**SELECTED TEXT:**
* * *
Like notify, you must prefix your command with @<node> to get data printed to a node other than notify0.

Firmware updates

WARNING: Improper use of fwupdate may brick your device; use this command at your own risk. I accept no responsibility for broken keyboards.

The latest firmware versions and their URLs can be found in the FIRMWARE document. To update your keyboard's firmware, first extract the contents of the zip file and then issue the command fwupdate /path/to/fw/file.bin to the keyboard you wish to update. The path name must be absolute and must not include spaces. If it succeeded, you should see fwupdate <path> ok logged to the keyboard's notification node and then the device will disconnect and reconnect. If you see fwupdate <path> invalid it means that the firmware file was not valid for the device; more info may be available in the daemon's stdout. If you see fwupdate <path> fail it means that the file was valid but the update failed at a hardware level. The keyboard may disconnect/reconnect anyway or it may remain in operation.
* * *
**WHAT YOU SHOULD DO:**
Resume the text on keyboard firmware updates, picking up right after its last sentence. The lines that come after this have no connection to the firmware update text.

[Structured page parsing data]
* * *
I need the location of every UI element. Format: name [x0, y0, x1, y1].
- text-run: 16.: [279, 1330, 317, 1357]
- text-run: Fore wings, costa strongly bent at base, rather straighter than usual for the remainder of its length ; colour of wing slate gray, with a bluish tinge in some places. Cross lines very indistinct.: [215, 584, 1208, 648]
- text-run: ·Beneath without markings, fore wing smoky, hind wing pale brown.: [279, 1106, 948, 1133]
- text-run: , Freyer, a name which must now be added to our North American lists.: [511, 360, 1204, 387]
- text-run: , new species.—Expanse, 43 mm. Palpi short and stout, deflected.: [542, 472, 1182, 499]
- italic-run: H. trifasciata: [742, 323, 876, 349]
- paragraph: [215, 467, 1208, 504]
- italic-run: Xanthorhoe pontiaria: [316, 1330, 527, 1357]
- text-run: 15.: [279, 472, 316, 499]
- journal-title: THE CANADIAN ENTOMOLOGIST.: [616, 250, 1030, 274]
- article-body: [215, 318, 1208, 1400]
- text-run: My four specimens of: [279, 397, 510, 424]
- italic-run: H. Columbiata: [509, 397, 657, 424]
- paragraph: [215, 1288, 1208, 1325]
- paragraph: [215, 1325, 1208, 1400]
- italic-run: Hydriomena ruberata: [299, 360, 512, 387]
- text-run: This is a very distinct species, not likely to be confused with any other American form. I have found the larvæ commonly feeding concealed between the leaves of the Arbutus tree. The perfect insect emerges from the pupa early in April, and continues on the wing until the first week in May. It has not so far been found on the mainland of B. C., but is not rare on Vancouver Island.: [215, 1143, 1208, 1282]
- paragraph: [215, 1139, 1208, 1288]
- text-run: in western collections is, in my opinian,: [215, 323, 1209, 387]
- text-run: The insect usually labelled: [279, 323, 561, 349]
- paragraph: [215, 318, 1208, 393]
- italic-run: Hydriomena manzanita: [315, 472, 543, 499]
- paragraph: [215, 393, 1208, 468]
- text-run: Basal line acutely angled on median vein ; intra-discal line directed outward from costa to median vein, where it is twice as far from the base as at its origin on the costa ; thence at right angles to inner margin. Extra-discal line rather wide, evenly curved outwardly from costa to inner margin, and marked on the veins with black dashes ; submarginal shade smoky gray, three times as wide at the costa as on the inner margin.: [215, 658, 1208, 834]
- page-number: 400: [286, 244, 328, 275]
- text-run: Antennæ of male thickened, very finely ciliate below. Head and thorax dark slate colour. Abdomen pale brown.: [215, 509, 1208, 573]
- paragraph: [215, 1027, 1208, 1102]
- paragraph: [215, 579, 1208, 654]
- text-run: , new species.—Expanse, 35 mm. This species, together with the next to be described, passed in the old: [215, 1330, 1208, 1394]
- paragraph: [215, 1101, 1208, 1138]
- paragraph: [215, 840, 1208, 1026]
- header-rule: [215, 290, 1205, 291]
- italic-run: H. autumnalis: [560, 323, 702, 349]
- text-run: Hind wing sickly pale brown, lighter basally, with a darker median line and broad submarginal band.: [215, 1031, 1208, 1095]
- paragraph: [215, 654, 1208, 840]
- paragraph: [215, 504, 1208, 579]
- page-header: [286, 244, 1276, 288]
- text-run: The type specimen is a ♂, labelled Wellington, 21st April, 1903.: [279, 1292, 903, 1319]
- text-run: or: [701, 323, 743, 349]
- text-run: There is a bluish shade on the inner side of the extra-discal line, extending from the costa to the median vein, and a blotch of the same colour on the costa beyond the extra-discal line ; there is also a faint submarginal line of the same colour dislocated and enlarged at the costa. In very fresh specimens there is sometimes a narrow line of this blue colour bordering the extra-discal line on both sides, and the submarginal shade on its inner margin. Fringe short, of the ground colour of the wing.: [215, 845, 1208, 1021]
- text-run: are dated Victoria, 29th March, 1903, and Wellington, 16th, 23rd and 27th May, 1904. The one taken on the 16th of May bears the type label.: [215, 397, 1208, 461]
* * *
**EXPECTED ANSWER:**
When the device reconnects you should see the new firmware version in its fwversion node; if you see 0000 instead it means that the keyboard did not update successfully and will need another fwupdate command in order to function again. If the update fails repeatedly, try connecting the keyboard to a Windows PC and using the official firmware update in CUE.

Restart

Because sometimes the communication between the daemon and the keyboard is corrupted after resuming from standby or suspend, a restart function is implemented. It first calls the quit() function, then it calls main() again with the original parameter list.

There are two ways to restart the daemon:

  • send the string "restart some-description-as-one-word" to the cmd-pipe (normally /dev/input/ckb1/cmd or /dev/input/ckb2/cmd, depending on what device gets which ID.
  • send SIGUSR1 to the daemon process (as root).

Later on, there may be a user interface in the client for the first method.

Security

By default, all of the ckb* nodes may be accessed by any user. For most single-user systems this should not present any security issues, since only one person will have access to the computer anyway. However, if you'd like to restrict the users that can write to the cmd nodes or read from the notify nodes, you can specify the --gid=<group> option at start up. For instance, on most systems you could run ckb-daemon --gid=1000 to make them accessible only by the system's primary user. ckb-daemon must still be run as root, regardless of which gid you specify. The gid option may be set only at startup and cannot be changed while the daemon is running.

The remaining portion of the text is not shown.